▸ **What you have to do**: Without the pictures, copy all the entries below exactly.

+++

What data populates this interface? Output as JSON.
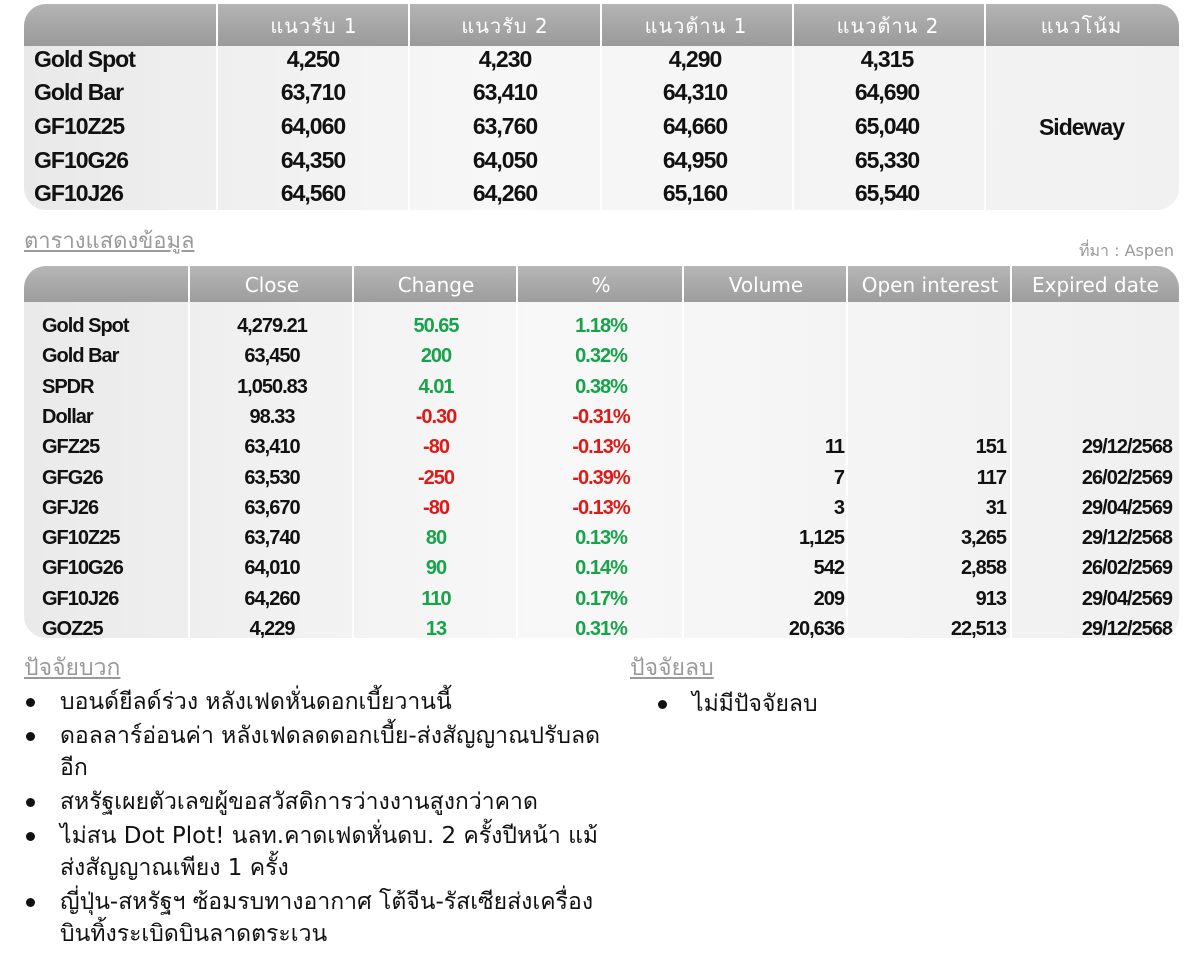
{
  "levels": {
    "headers": [
      "แนวรับ 1",
      "แนวรับ 2",
      "แนวต้าน 1",
      "แนวต้าน 2",
      "แนวโน้ม"
    ],
    "rows": [
      {
        "name": "Gold Spot",
        "s1": "4,250",
        "s2": "4,230",
        "r1": "4,290",
        "r2": "4,315"
      },
      {
        "name": "Gold Bar",
        "s1": "63,710",
        "s2": "63,410",
        "r1": "64,310",
        "r2": "64,690"
      },
      {
        "name": "GF10Z25",
        "s1": "64,060",
        "s2": "63,760",
        "r1": "64,660",
        "r2": "65,040"
      },
      {
        "name": "GF10G26",
        "s1": "64,350",
        "s2": "64,050",
        "r1": "64,950",
        "r2": "65,330"
      },
      {
        "name": "GF10J26",
        "s1": "64,560",
        "s2": "64,260",
        "r1": "65,160",
        "r2": "65,540"
      }
    ],
    "trend": "Sideway"
  },
  "data_table": {
    "title": "ตารางแสดงข้อมูล",
    "source": "ที่มา : Aspen",
    "headers": [
      "Close",
      "Change",
      "%",
      "Volume",
      "Open interest",
      "Expired date"
    ],
    "rows": [
      {
        "name": "Gold Spot",
        "close": "4,279.21",
        "change": "50.65",
        "pct": "1.18%",
        "volume": "",
        "oi": "",
        "expiry": "",
        "dir": "pos"
      },
      {
        "name": "Gold Bar",
        "close": "63,450",
        "change": "200",
        "pct": "0.32%",
        "volume": "",
        "oi": "",
        "expiry": "",
        "dir": "pos"
      },
      {
        "name": "SPDR",
        "close": "1,050.83",
        "change": "4.01",
        "pct": "0.38%",
        "volume": "",
        "oi": "",
        "expiry": "",
        "dir": "pos"
      },
      {
        "name": "Dollar",
        "close": "98.33",
        "change": "-0.30",
        "pct": "-0.31%",
        "volume": "",
        "oi": "",
        "expiry": "",
        "dir": "neg"
      },
      {
        "name": "GFZ25",
        "close": "63,410",
        "change": "-80",
        "pct": "-0.13%",
        "volume": "11",
        "oi": "151",
        "expiry": "29/12/2568",
        "dir": "neg"
      },
      {
        "name": "GFG26",
        "close": "63,530",
        "change": "-250",
        "pct": "-0.39%",
        "volume": "7",
        "oi": "117",
        "expiry": "26/02/2569",
        "dir": "neg"
      },
      {
        "name": "GFJ26",
        "close": "63,670",
        "change": "-80",
        "pct": "-0.13%",
        "volume": "3",
        "oi": "31",
        "expiry": "29/04/2569",
        "dir": "neg"
      },
      {
        "name": "GF10Z25",
        "close": "63,740",
        "change": "80",
        "pct": "0.13%",
        "volume": "1,125",
        "oi": "3,265",
        "expiry": "29/12/2568",
        "dir": "pos"
      },
      {
        "name": "GF10G26",
        "close": "64,010",
        "change": "90",
        "pct": "0.14%",
        "volume": "542",
        "oi": "2,858",
        "expiry": "26/02/2569",
        "dir": "pos"
      },
      {
        "name": "GF10J26",
        "close": "64,260",
        "change": "110",
        "pct": "0.17%",
        "volume": "209",
        "oi": "913",
        "expiry": "29/04/2569",
        "dir": "pos"
      },
      {
        "name": "GOZ25",
        "close": "4,229",
        "change": "13",
        "pct": "0.31%",
        "volume": "20,636",
        "oi": "22,513",
        "expiry": "29/12/2568",
        "dir": "pos"
      }
    ],
    "colors": {
      "positive": "#16a34a",
      "negative": "#e01818"
    }
  },
  "factors": {
    "positive_title": "ปัจจัยบวก",
    "positive": [
      "บอนด์ยีลด์ร่วง หลังเฟดหั่นดอกเบี้ยวานนี้",
      "ดอลลาร์อ่อนค่า หลังเฟดลดดอกเบี้ย-ส่งสัญญาณปรับลดอีก",
      "สหรัฐเผยตัวเลขผู้ขอสวัสดิการว่างงานสูงกว่าคาด",
      "ไม่สน Dot Plot! นลท.คาดเฟดหั่นดบ. 2 ครั้งปีหน้า แม้ส่งสัญญาณเพียง 1 ครั้ง",
      "ญี่ปุ่น-สหรัฐฯ ซ้อมรบทางอากาศ โต้จีน-รัสเซียส่งเครื่องบินทิ้งระเบิดบินลาดตระเวน"
    ],
    "negative_title": "ปัจจัยลบ",
    "negative": [
      "ไม่มีปัจจัยลบ"
    ]
  }
}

+++

▸ **Answer for this exercise**:
What data populates this interface? Output as JSON.
{
  "levels": {
    "headers": [
      "แนวรับ 1",
      "แนวรับ 2",
      "แนวต้าน 1",
      "แนวต้าน 2",
      "แนวโน้ม"
    ],
    "rows": [
      {
        "name": "Gold Spot",
        "s1": "4,250",
        "s2": "4,230",
        "r1": "4,290",
        "r2": "4,315"
      },
      {
        "name": "Gold Bar",
        "s1": "63,710",
        "s2": "63,410",
        "r1": "64,310",
        "r2": "64,690"
      },
      {
        "name": "GF10Z25",
        "s1": "64,060",
        "s2": "63,760",
        "r1": "64,660",
        "r2": "65,040"
      },
      {
        "name": "GF10G26",
        "s1": "64,350",
        "s2": "64,050",
        "r1": "64,950",
        "r2": "65,330"
      },
      {
        "name": "GF10J26",
        "s1": "64,560",
        "s2": "64,260",
        "r1": "65,160",
        "r2": "65,540"
      }
    ],
    "trend": "Sideway"
  },
  "data_table": {
    "title": "ตารางแสดงข้อมูล",
    "source": "ที่มา : Aspen",
    "headers": [
      "Close",
      "Change",
      "%",
      "Volume",
      "Open interest",
      "Expired date"
    ],
    "rows": [
      {
        "name": "Gold Spot",
        "close": "4,279.21",
        "change": "50.65",
        "pct": "1.18%",
        "volume": "",
        "oi": "",
        "expiry": "",
        "dir": "pos"
      },
      {
        "name": "Gold Bar",
        "close": "63,450",
        "change": "200",
        "pct": "0.32%",
        "volume": "",
        "oi": "",
        "expiry": "",
        "dir": "pos"
      },
      {
        "name": "SPDR",
        "close": "1,050.83",
        "change": "4.01",
        "pct": "0.38%",
        "volume": "",
        "oi": "",
        "expiry": "",
        "dir": "pos"
      },
      {
        "name": "Dollar",
        "close": "98.33",
        "change": "-0.30",
        "pct": "-0.31%",
        "volume": "",
        "oi": "",
        "expiry": "",
        "dir": "neg"
      },
      {
        "name": "GFZ25",
        "close": "63,410",
        "change": "-80",
        "pct": "-0.13%",
        "volume": "11",
        "oi": "151",
        "expiry": "29/12/2568",
        "dir": "neg"
      },
      {
        "name": "GFG26",
        "close": "63,530",
        "change": "-250",
        "pct": "-0.39%",
        "volume": "7",
        "oi": "117",
        "expiry": "26/02/2569",
        "dir": "neg"
      },
      {
        "name": "GFJ26",
        "close": "63,670",
        "change": "-80",
        "pct": "-0.13%",
        "volume": "3",
        "oi": "31",
        "expiry": "29/04/2569",
        "dir": "neg"
      },
      {
        "name": "GF10Z25",
        "close": "63,740",
        "change": "80",
        "pct": "0.13%",
        "volume": "1,125",
        "oi": "3,265",
        "expiry": "29/12/2568",
        "dir": "pos"
      },
      {
        "name": "GF10G26",
        "close": "64,010",
        "change": "90",
        "pct": "0.14%",
        "volume": "542",
        "oi": "2,858",
        "expiry": "26/02/2569",
        "dir": "pos"
      },
      {
        "name": "GF10J26",
        "close": "64,260",
        "change": "110",
        "pct": "0.17%",
        "volume": "209",
        "oi": "913",
        "expiry": "29/04/2569",
        "dir": "pos"
      },
      {
        "name": "GOZ25",
        "close": "4,229",
        "change": "13",
        "pct": "0.31%",
        "volume": "20,636",
        "oi": "22,513",
        "expiry": "29/12/2568",
        "dir": "pos"
      }
    ],
    "colors": {
      "positive": "#16a34a",
      "negative": "#e01818"
    }
  },
  "factors": {
    "positive_title": "ปัจจัยบวก",
    "positive": [
      "บอนด์ยีลด์ร่วง หลังเฟดหั่นดอกเบี้ยวานนี้",
      "ดอลลาร์อ่อนค่า หลังเฟดลดดอกเบี้ย-ส่งสัญญาณปรับลดอีก",
      "สหรัฐเผยตัวเลขผู้ขอสวัสดิการว่างงานสูงกว่าคาด",
      "ไม่สน Dot Plot! นลท.คาดเฟดหั่นดบ. 2 ครั้งปีหน้า แม้ส่งสัญญาณเพียง 1 ครั้ง",
      "ญี่ปุ่น-สหรัฐฯ ซ้อมรบทางอากาศ โต้จีน-รัสเซียส่งเครื่องบินทิ้งระเบิดบินลาดตระเวน"
    ],
    "negative_title": "ปัจจัยลบ",
    "negative": [
      "ไม่มีปัจจัยลบ"
    ]
  }
}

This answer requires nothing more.